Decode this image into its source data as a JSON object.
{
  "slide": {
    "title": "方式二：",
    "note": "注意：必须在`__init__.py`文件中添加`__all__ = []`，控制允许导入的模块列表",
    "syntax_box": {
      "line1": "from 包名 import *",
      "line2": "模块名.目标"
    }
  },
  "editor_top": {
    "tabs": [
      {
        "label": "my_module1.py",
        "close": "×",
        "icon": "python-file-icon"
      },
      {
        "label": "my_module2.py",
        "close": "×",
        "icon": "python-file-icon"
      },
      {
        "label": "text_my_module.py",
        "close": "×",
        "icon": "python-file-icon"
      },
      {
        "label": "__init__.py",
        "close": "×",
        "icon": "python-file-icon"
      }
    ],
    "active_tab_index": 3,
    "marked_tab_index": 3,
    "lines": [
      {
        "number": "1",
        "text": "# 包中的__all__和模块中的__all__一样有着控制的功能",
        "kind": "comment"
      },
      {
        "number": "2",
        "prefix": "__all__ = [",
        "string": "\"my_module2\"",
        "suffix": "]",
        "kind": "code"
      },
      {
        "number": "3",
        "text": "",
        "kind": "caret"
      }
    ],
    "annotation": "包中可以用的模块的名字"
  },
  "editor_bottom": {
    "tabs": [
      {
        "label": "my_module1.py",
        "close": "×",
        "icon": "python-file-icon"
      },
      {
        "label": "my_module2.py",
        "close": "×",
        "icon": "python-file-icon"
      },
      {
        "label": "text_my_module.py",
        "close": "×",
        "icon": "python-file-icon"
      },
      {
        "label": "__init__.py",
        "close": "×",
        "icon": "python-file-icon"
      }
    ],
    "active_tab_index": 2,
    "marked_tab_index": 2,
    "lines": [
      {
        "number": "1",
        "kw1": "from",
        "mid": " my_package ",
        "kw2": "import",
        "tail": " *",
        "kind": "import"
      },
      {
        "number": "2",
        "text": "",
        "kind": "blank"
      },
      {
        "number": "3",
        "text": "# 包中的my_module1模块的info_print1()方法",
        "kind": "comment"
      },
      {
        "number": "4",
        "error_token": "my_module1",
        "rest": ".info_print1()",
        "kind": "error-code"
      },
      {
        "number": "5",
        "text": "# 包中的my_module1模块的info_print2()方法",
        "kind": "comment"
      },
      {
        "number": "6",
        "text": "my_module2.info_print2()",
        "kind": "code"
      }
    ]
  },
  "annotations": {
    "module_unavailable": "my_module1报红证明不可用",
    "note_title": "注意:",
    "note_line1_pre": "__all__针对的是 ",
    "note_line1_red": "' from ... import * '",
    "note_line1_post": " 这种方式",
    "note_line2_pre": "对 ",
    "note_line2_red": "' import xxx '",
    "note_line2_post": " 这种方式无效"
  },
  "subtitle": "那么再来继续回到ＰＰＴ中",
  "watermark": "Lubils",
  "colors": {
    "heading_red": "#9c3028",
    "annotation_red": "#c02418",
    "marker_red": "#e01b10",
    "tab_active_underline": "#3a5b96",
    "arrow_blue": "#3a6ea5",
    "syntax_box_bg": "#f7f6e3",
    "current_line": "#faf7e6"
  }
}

_EXERCISE BRIEF_: From the records above, extract every line exactly as it stands.

_RESPONSE BELOW_:
Decode this image into its source data as a JSON object.
{
  "slide": {
    "title": "方式二：",
    "note": "注意：必须在`__init__.py`文件中添加`__all__ = []`，控制允许导入的模块列表",
    "syntax_box": {
      "line1": "from 包名 import *",
      "line2": "模块名.目标"
    }
  },
  "editor_top": {
    "tabs": [
      {
        "label": "my_module1.py",
        "close": "×",
        "icon": "python-file-icon"
      },
      {
        "label": "my_module2.py",
        "close": "×",
        "icon": "python-file-icon"
      },
      {
        "label": "text_my_module.py",
        "close": "×",
        "icon": "python-file-icon"
      },
      {
        "label": "__init__.py",
        "close": "×",
        "icon": "python-file-icon"
      }
    ],
    "active_tab_index": 3,
    "marked_tab_index": 3,
    "lines": [
      {
        "number": "1",
        "text": "# 包中的__all__和模块中的__all__一样有着控制的功能",
        "kind": "comment"
      },
      {
        "number": "2",
        "prefix": "__all__ = [",
        "string": "\"my_module2\"",
        "suffix": "]",
        "kind": "code"
      },
      {
        "number": "3",
        "text": "",
        "kind": "caret"
      }
    ],
    "annotation": "包中可以用的模块的名字"
  },
  "editor_bottom": {
    "tabs": [
      {
        "label": "my_module1.py",
        "close": "×",
        "icon": "python-file-icon"
      },
      {
        "label": "my_module2.py",
        "close": "×",
        "icon": "python-file-icon"
      },
      {
        "label": "text_my_module.py",
        "close": "×",
        "icon": "python-file-icon"
      },
      {
        "label": "__init__.py",
        "close": "×",
        "icon": "python-file-icon"
      }
    ],
    "active_tab_index": 2,
    "marked_tab_index": 2,
    "lines": [
      {
        "number": "1",
        "kw1": "from",
        "mid": " my_package ",
        "kw2": "import",
        "tail": " *",
        "kind": "import"
      },
      {
        "number": "2",
        "text": "",
        "kind": "blank"
      },
      {
        "number": "3",
        "text": "# 包中的my_module1模块的info_print1()方法",
        "kind": "comment"
      },
      {
        "number": "4",
        "error_token": "my_module1",
        "rest": ".info_print1()",
        "kind": "error-code"
      },
      {
        "number": "5",
        "text": "# 包中的my_module1模块的info_print2()方法",
        "kind": "comment"
      },
      {
        "number": "6",
        "text": "my_module2.info_print2()",
        "kind": "code"
      }
    ]
  },
  "annotations": {
    "module_unavailable": "my_module1报红证明不可用",
    "note_title": "注意:",
    "note_line1_pre": "__all__针对的是 ",
    "note_line1_red": "' from ... import * '",
    "note_line1_post": " 这种方式",
    "note_line2_pre": "对 ",
    "note_line2_red": "' import xxx '",
    "note_line2_post": " 这种方式无效"
  },
  "subtitle": "那么再来继续回到ＰＰＴ中",
  "watermark": "Lubils",
  "colors": {
    "heading_red": "#9c3028",
    "annotation_red": "#c02418",
    "marker_red": "#e01b10",
    "tab_active_underline": "#3a5b96",
    "arrow_blue": "#3a6ea5",
    "syntax_box_bg": "#f7f6e3",
    "current_line": "#faf7e6"
  }
}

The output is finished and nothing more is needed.